- [Exercise goal] In the entries that follow, how many lines hold the string "noci"? Give only that number.

start

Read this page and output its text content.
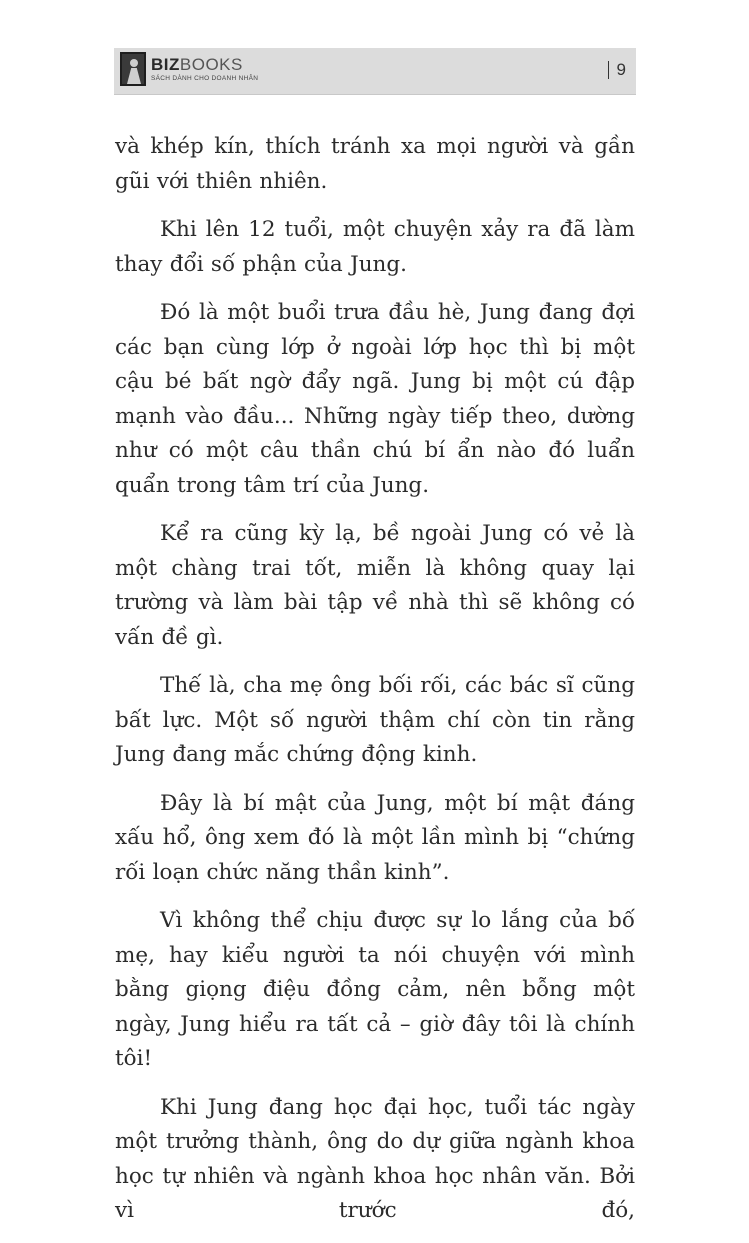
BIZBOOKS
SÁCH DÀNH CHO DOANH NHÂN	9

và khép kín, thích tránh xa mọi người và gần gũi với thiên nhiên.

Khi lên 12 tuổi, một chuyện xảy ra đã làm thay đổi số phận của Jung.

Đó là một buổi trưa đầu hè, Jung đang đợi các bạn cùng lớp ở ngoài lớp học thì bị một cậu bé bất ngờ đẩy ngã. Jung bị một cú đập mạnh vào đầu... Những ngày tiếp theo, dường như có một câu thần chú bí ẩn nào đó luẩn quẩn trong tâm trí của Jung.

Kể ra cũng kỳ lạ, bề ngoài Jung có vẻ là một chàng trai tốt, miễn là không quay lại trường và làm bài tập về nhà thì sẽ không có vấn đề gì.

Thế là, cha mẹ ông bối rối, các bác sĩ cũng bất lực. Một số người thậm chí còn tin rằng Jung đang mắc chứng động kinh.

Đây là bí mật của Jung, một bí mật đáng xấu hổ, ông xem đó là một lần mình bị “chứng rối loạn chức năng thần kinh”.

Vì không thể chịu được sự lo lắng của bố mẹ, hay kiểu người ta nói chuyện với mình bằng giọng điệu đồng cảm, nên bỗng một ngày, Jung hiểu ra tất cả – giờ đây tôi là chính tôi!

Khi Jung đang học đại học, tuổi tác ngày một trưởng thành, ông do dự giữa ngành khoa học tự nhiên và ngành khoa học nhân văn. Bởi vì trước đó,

end
start

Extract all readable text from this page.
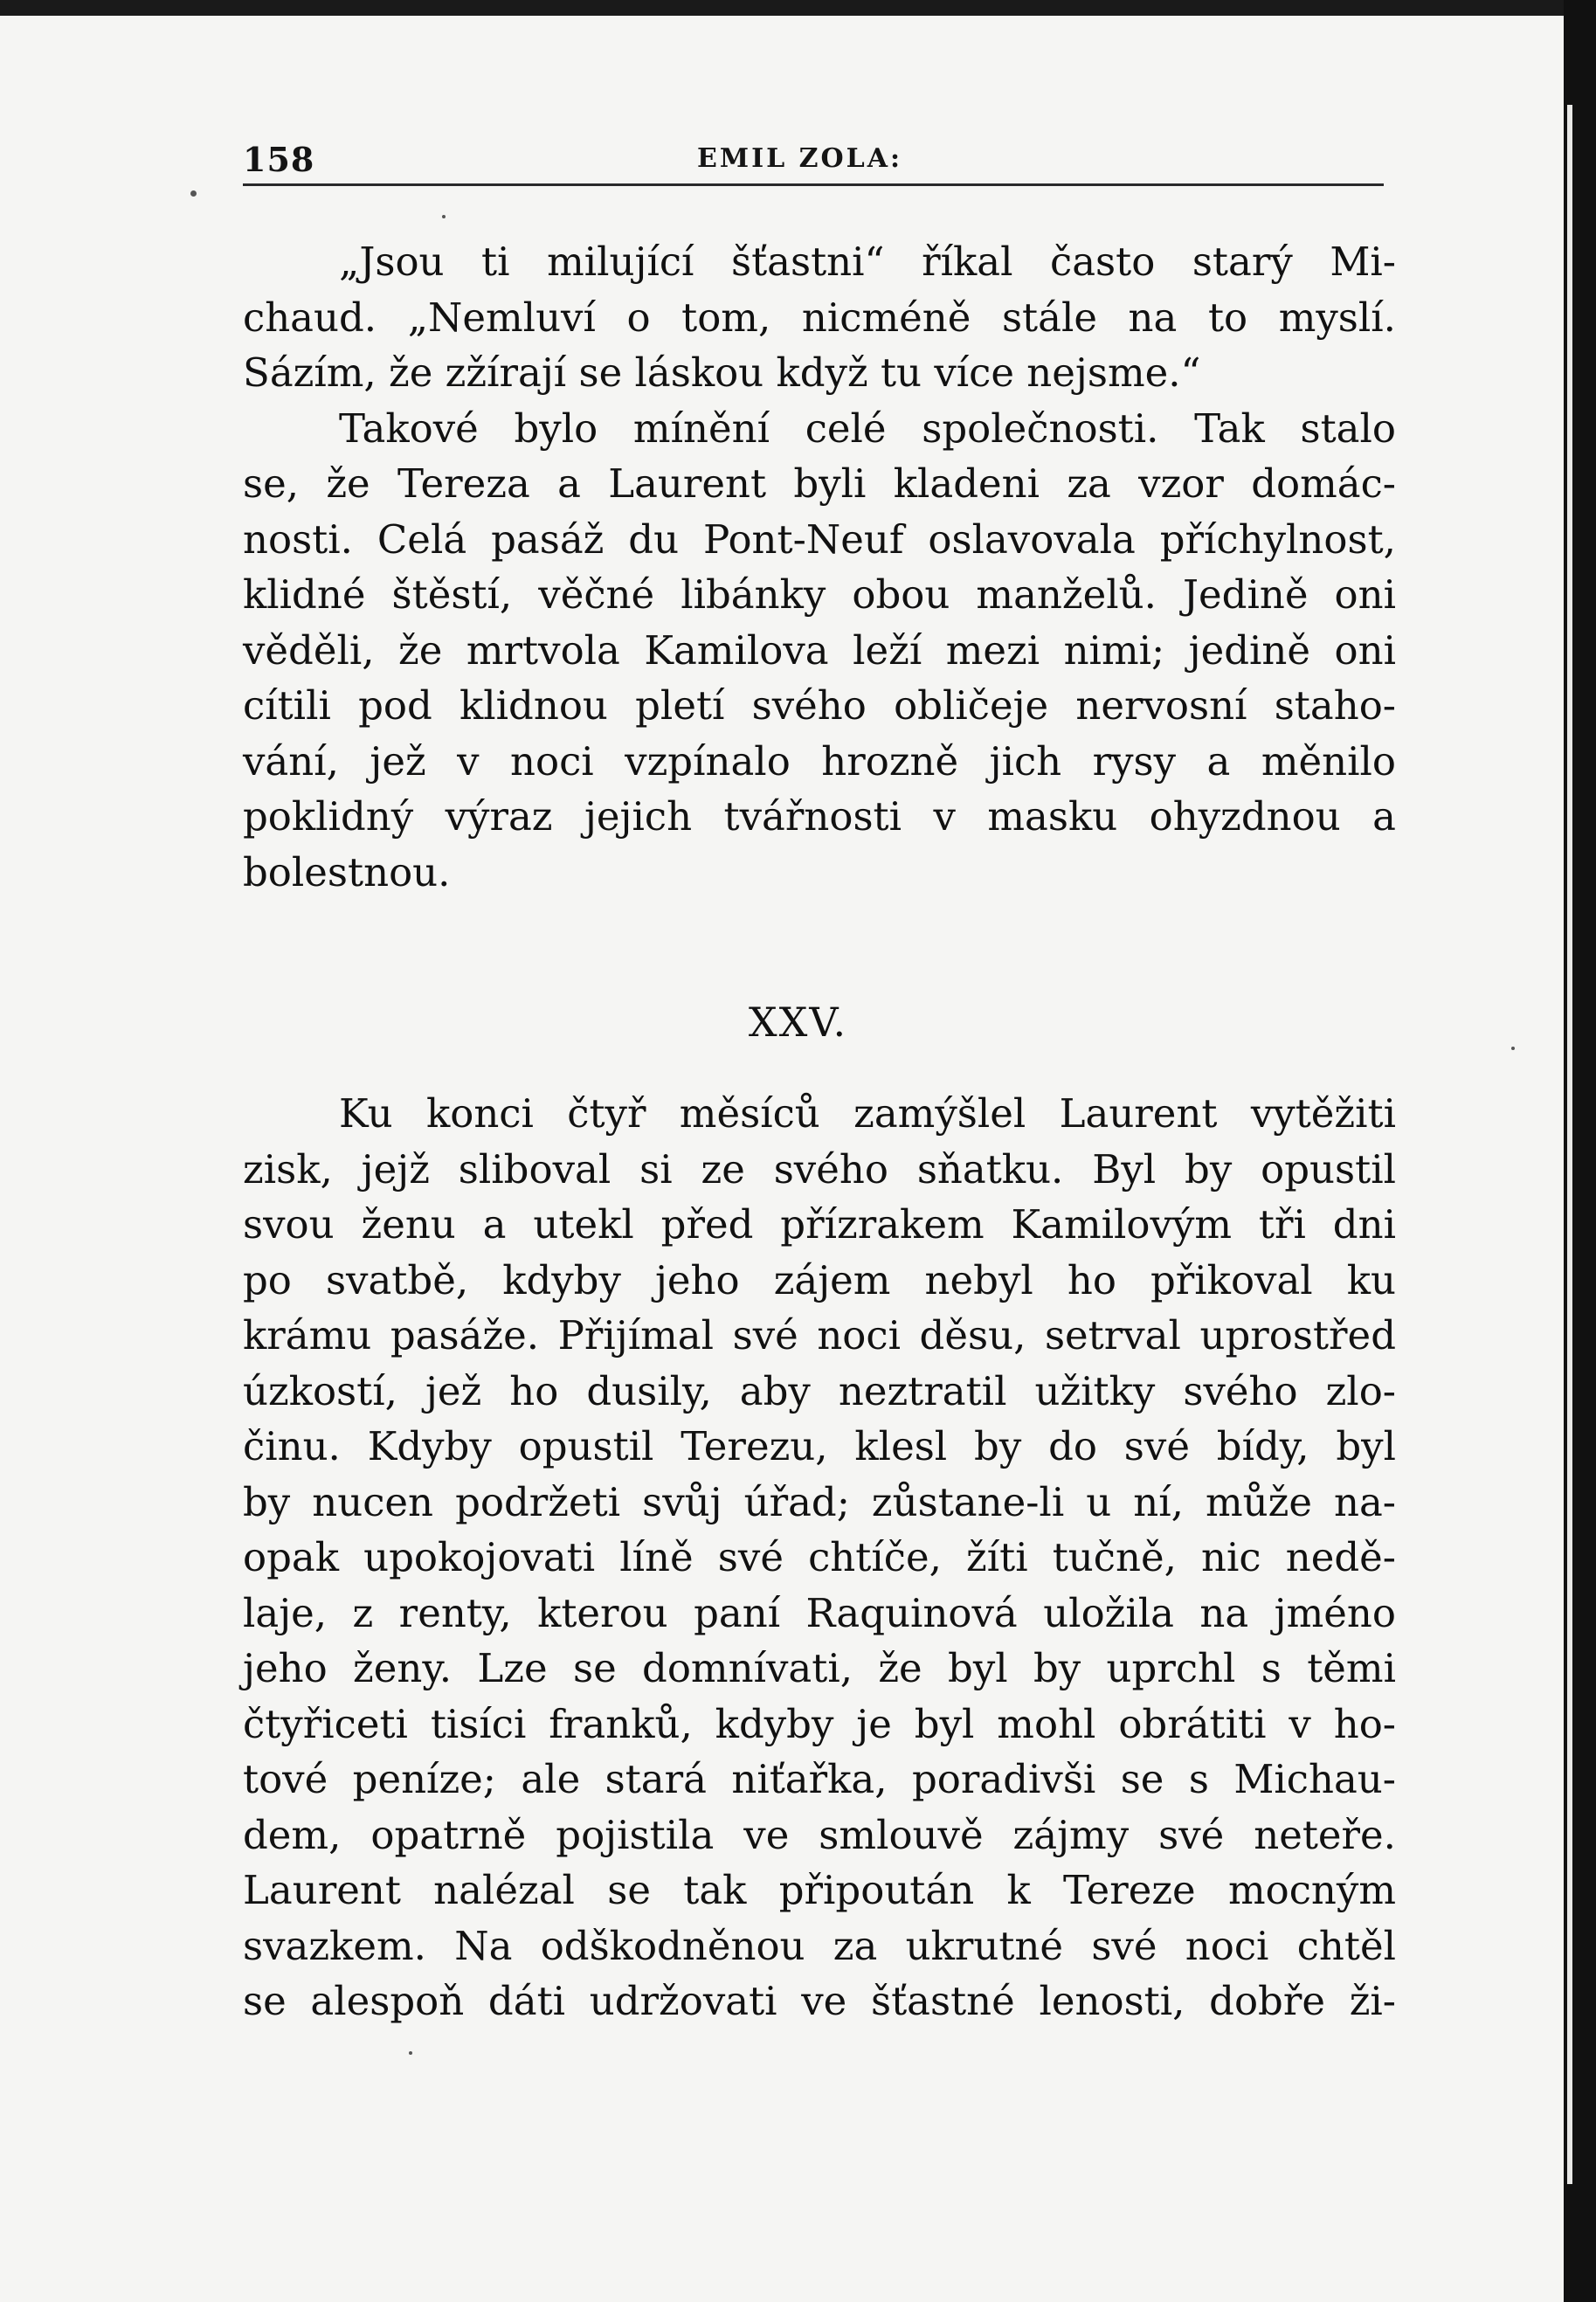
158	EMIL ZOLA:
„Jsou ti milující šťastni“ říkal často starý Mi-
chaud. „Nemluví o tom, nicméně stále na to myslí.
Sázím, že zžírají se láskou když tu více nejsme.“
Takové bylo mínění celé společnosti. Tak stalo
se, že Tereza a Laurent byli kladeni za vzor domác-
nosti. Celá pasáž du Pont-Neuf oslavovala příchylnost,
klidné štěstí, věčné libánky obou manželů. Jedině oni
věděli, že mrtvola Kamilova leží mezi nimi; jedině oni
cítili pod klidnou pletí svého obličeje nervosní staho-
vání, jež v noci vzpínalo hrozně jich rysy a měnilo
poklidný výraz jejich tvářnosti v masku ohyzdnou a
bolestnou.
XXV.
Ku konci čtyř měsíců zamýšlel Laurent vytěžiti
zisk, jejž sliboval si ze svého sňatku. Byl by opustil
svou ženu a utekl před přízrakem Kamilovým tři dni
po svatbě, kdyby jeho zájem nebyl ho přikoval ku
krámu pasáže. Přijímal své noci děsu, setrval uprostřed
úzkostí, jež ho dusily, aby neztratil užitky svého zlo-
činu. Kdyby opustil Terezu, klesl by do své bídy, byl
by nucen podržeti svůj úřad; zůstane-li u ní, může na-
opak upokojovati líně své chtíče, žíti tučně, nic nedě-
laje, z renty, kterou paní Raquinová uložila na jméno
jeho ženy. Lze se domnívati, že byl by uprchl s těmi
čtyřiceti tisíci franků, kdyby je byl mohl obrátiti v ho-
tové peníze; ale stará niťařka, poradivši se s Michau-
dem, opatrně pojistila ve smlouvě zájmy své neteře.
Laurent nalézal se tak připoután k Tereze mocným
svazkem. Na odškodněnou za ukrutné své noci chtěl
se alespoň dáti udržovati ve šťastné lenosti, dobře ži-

end

- [Task output] 3